[Begin MATERIAL PROVIDED]

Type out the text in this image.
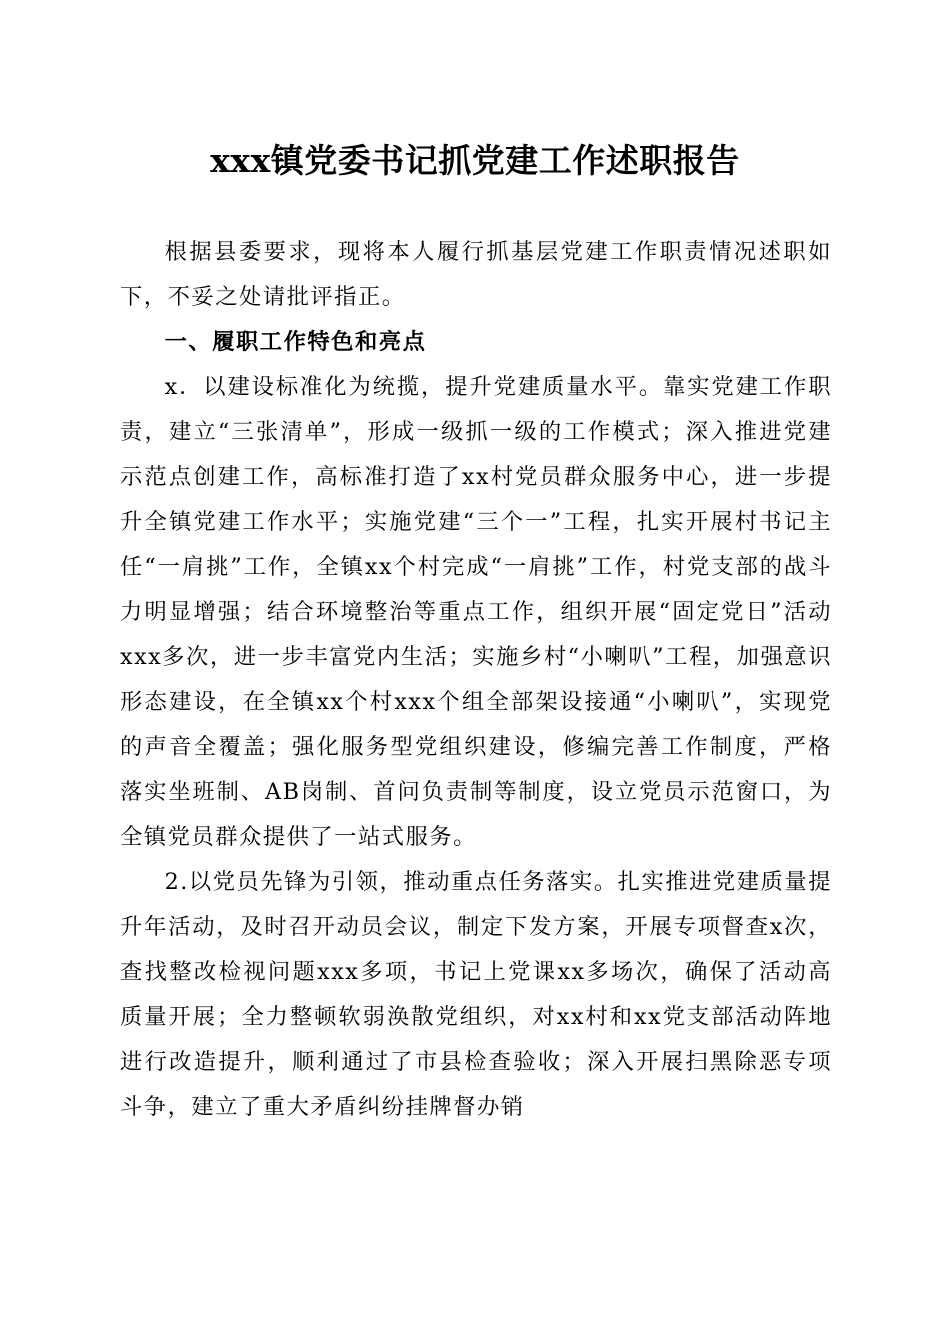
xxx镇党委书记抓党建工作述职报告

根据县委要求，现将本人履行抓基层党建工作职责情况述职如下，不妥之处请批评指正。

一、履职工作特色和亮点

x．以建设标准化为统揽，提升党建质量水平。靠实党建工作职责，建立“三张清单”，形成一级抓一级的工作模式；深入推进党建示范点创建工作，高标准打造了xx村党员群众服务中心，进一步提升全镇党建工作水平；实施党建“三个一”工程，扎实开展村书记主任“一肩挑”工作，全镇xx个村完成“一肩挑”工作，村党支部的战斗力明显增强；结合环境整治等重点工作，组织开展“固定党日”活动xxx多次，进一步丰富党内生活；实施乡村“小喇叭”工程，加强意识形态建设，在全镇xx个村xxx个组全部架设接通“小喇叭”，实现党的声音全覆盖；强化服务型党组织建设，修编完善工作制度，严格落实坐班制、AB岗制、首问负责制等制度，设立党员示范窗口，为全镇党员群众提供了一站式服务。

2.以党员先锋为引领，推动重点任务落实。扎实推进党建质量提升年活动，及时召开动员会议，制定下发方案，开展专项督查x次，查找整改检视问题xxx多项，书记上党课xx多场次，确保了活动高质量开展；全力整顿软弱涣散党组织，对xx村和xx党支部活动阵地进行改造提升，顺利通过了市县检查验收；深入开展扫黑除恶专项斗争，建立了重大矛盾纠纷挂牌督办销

[End MATERIAL PROVIDED]

◆ **WHAT YOU HAVE TO DO**:
Write out the listing word for word, omitting the pictures it holds.

◆ **SOLUTION TO THE PROBLEM**:
Type out the text in this image.
xxx镇党委书记抓党建工作述职报告

根据县委要求，现将本人履行抓基层党建工作职责情况述职如下，不妥之处请批评指正。

一、履职工作特色和亮点

x．以建设标准化为统揽，提升党建质量水平。靠实党建工作职责，建立“三张清单”，形成一级抓一级的工作模式；深入推进党建示范点创建工作，高标准打造了xx村党员群众服务中心，进一步提升全镇党建工作水平；实施党建“三个一”工程，扎实开展村书记主任“一肩挑”工作，全镇xx个村完成“一肩挑”工作，村党支部的战斗力明显增强；结合环境整治等重点工作，组织开展“固定党日”活动xxx多次，进一步丰富党内生活；实施乡村“小喇叭”工程，加强意识形态建设，在全镇xx个村xxx个组全部架设接通“小喇叭”，实现党的声音全覆盖；强化服务型党组织建设，修编完善工作制度，严格落实坐班制、AB岗制、首问负责制等制度，设立党员示范窗口，为全镇党员群众提供了一站式服务。

2.以党员先锋为引领，推动重点任务落实。扎实推进党建质量提升年活动，及时召开动员会议，制定下发方案，开展专项督查x次，查找整改检视问题xxx多项，书记上党课xx多场次，确保了活动高质量开展；全力整顿软弱涣散党组织，对xx村和xx党支部活动阵地进行改造提升，顺利通过了市县检查验收；深入开展扫黑除恶专项斗争，建立了重大矛盾纠纷挂牌督办销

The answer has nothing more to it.